#### Selected extract:
1

Use Case

I want to use regex to grab a very small part of json data with unknown location. Although Python has a json library, parsing all json data is slow. The json data has regular format.

Goal

For each occurrence of 1001, I want to grab content in the innermost braces that enclose the occurrence

Code

import re
x = r'{123:{"a":100, "asdf":"example.com","at":1001},'\
    '47289:{"a":20, "asdf":"test.org","at":20},}'
regex = r'{(.*?)1001(.*?)}'
print(re.match(regex, x).group(1))

Desired Result

{"a":100, "asdf":"example.com","at":1001}

Actual Result

123:{"a":100, "asdf":"example.com","at":

Questions

How to do this? How to do this fast?

#### Information shown:
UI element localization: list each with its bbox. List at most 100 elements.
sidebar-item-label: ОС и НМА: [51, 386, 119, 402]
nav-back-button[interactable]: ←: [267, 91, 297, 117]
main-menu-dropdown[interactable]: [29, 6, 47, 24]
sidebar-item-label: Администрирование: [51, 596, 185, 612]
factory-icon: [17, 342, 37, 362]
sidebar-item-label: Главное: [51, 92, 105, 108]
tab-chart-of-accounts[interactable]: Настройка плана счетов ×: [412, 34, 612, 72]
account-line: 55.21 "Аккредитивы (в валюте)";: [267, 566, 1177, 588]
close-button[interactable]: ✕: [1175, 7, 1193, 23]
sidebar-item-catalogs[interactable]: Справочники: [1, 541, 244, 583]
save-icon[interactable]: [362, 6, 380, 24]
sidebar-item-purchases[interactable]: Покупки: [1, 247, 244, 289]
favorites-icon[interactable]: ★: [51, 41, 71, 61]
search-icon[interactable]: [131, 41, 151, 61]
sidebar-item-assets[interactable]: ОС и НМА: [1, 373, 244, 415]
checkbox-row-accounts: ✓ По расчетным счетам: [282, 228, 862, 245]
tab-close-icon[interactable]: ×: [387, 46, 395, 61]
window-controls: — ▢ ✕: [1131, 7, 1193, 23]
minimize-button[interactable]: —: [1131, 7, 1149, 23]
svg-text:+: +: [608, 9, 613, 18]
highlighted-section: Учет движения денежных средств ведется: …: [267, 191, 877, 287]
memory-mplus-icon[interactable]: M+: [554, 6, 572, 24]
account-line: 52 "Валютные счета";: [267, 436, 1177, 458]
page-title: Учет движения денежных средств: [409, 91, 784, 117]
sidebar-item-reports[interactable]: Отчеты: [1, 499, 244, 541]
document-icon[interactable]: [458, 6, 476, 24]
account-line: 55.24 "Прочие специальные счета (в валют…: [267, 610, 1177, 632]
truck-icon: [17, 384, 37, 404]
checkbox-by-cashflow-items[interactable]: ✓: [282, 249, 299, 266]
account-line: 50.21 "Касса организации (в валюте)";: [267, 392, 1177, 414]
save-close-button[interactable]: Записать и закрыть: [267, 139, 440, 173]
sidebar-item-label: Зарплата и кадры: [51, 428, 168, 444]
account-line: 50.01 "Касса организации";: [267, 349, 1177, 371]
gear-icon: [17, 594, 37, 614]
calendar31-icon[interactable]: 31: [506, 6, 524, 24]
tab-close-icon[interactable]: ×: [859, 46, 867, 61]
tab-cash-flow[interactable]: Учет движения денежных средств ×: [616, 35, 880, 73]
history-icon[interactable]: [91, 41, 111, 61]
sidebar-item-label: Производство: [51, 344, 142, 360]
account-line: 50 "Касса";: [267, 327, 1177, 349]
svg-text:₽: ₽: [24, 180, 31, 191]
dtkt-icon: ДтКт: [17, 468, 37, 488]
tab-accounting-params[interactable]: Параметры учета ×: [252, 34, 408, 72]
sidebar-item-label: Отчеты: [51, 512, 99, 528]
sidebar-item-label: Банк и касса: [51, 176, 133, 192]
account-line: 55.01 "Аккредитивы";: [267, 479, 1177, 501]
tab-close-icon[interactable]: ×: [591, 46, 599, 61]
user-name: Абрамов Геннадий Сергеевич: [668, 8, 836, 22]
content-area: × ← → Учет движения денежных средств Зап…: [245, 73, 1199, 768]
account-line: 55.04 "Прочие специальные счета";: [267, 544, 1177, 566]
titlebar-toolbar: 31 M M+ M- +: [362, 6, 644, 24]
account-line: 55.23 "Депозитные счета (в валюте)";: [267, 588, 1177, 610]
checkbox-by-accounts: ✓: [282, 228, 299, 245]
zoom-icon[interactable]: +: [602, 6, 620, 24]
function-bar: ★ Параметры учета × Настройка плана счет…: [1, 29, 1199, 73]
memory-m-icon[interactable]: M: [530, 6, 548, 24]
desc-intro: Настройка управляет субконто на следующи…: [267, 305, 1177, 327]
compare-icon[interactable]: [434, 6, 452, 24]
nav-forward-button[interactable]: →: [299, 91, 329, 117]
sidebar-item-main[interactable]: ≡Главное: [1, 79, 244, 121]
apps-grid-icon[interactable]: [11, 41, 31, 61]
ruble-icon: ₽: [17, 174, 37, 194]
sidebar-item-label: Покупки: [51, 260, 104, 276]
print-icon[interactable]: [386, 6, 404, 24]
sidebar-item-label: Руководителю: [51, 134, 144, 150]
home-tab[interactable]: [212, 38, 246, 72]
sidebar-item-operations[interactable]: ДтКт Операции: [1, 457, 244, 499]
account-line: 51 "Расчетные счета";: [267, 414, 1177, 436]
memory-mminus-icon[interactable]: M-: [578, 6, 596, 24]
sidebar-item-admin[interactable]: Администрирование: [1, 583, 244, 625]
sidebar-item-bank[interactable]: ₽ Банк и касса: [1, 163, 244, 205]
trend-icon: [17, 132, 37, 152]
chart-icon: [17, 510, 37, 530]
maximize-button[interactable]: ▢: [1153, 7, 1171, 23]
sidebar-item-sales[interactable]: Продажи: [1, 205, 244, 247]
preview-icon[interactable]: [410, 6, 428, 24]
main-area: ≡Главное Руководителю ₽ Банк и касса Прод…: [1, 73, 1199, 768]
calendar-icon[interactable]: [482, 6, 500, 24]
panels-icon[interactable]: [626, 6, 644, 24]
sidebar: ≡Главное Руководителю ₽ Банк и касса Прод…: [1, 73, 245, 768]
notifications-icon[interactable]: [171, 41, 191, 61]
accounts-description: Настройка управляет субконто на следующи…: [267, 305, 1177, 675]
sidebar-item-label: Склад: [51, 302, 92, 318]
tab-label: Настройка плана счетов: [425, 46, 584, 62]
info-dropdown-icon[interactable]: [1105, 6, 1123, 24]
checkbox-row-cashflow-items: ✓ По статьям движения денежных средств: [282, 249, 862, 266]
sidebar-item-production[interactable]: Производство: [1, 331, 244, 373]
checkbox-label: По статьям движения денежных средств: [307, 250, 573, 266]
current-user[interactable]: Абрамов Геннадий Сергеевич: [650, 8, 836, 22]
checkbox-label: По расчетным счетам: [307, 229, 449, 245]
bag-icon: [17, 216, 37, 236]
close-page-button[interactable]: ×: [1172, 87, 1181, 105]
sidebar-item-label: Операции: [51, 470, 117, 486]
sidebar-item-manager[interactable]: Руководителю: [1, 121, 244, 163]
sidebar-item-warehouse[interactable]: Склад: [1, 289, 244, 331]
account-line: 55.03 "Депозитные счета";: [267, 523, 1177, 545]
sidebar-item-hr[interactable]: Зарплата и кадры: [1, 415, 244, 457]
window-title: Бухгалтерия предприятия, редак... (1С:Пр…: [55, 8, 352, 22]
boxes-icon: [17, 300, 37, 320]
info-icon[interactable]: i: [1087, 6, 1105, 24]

#### Given instruction:
Reproduce the entire post about using regex to pull part of JSON data, word for word from its first line to its last.

#### Exercise result:
1

Use Case

I want to use regex to grab a very small part of json data with unknown location. Although Python has a json library, parsing all json data is slow. The json data has regular format.

Goal

For each occurrence of 1001, I want to grab content in the innermost braces that enclose the occurrence

Code

import re
x = r'{123:{"a":100, "asdf":"example.com","at":1001},'\
    '47289:{"a":20, "asdf":"test.org","at":20},}'
regex = r'{(.*?)1001(.*?)}'
print(re.match(regex, x).group(1))

Desired Result

{"a":100, "asdf":"example.com","at":1001}

Actual Result

123:{"a":100, "asdf":"example.com","at":

Questions

How to do this? How to do this fast?